# [Available data]
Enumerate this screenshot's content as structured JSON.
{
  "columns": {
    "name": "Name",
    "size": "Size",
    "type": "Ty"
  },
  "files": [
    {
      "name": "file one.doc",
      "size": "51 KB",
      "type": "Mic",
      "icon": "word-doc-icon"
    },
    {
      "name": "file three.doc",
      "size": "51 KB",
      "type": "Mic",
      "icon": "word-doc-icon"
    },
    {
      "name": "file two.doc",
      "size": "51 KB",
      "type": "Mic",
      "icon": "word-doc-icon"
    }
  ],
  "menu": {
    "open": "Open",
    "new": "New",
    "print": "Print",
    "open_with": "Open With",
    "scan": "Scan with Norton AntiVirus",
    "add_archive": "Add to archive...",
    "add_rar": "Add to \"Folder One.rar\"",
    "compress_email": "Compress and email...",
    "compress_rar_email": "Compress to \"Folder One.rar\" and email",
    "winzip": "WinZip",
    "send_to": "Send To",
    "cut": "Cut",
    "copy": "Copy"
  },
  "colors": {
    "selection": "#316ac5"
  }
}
...
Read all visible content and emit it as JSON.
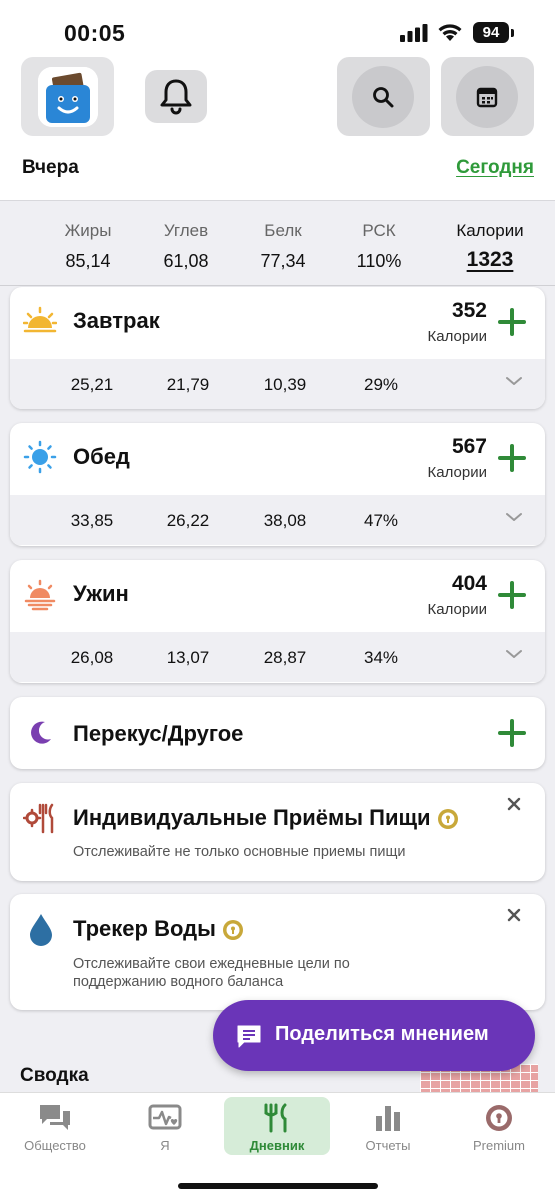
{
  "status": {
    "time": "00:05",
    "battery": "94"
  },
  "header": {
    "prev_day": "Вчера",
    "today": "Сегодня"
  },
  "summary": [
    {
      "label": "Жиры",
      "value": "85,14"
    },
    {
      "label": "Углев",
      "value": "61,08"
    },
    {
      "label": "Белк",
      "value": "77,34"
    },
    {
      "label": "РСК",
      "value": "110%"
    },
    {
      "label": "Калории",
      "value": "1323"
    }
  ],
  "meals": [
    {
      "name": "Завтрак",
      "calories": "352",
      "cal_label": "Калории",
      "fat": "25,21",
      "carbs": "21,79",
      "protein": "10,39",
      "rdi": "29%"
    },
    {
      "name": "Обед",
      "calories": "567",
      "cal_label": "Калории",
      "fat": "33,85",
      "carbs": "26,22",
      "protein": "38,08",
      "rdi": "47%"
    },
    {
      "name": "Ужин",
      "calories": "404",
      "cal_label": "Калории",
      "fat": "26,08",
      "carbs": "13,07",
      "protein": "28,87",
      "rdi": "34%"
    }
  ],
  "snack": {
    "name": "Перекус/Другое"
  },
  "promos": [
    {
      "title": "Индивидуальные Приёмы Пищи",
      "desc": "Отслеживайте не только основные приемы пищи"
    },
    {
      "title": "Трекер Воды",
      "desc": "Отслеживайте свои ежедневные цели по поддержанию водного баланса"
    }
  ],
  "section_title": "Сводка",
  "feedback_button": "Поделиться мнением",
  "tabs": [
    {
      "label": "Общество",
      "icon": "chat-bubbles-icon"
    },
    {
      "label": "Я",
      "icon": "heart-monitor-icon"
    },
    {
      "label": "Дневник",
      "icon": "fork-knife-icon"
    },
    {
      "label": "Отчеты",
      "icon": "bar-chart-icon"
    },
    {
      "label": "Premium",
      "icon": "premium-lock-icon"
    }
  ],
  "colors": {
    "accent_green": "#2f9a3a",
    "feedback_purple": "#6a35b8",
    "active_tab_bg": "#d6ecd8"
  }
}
* * *
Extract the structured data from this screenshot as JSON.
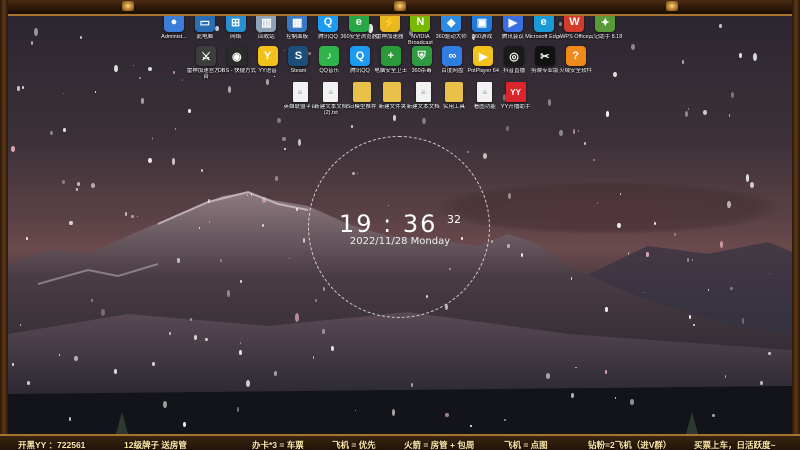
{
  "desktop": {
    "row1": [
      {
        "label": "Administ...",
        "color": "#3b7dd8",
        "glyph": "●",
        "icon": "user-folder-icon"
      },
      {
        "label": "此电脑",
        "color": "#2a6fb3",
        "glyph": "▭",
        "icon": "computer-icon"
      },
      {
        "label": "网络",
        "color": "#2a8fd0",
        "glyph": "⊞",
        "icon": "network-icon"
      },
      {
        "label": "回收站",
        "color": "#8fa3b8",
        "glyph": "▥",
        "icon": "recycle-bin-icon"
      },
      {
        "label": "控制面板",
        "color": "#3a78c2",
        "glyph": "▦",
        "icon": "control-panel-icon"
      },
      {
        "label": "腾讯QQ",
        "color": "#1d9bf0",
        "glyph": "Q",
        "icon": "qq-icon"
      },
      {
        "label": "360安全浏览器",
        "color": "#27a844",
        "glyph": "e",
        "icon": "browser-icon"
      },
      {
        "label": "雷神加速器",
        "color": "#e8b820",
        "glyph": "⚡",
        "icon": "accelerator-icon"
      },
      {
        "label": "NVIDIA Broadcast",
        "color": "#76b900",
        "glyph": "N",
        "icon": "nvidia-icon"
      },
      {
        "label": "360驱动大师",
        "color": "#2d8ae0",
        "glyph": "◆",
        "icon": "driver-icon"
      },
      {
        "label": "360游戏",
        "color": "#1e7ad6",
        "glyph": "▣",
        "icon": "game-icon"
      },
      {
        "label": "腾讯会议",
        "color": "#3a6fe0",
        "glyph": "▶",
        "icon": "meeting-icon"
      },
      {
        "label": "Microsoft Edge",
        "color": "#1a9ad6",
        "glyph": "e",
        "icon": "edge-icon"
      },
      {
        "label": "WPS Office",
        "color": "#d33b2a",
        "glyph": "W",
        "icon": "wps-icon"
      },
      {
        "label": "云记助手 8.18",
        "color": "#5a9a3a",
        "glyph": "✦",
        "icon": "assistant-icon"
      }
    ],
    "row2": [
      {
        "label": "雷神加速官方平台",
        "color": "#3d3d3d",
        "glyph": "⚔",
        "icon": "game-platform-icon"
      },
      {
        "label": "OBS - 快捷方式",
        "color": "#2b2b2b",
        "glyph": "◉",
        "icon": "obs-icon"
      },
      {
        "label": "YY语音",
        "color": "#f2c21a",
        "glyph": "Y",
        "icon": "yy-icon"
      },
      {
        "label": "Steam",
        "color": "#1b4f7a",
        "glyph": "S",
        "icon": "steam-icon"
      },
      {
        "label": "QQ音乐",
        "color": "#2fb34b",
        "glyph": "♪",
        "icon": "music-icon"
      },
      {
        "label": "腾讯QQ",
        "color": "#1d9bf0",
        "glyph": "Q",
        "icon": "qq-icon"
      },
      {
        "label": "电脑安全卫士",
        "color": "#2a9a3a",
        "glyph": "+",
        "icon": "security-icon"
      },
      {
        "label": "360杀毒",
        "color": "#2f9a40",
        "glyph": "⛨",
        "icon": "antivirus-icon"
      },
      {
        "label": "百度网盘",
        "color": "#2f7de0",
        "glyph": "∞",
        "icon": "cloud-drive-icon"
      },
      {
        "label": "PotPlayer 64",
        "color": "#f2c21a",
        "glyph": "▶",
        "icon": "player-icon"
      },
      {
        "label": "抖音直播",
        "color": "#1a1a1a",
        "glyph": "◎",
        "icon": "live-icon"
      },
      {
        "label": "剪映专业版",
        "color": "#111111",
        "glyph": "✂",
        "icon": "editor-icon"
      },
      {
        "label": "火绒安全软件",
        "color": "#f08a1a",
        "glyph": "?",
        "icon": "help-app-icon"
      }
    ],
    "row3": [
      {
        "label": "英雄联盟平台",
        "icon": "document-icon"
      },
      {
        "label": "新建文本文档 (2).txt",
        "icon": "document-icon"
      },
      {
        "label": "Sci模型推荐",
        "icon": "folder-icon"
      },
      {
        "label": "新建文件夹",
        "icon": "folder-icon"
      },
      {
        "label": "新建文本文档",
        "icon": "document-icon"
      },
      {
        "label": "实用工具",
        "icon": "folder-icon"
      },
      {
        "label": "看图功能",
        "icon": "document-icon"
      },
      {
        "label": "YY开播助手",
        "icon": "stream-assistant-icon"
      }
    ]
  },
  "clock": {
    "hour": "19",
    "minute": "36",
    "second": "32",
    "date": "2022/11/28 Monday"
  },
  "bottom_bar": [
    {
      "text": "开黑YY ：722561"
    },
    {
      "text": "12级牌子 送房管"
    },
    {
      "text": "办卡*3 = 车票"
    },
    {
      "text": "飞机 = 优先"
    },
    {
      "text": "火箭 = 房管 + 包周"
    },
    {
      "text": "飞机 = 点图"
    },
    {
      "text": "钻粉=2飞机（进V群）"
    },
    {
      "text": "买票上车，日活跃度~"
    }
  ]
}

# [What the task asks]
Among the records above, which lines hold the word "calories"? Copy each one.

# [Finished exercise]
      "calories": "352",
      "calories": "567",
      "calories": "404",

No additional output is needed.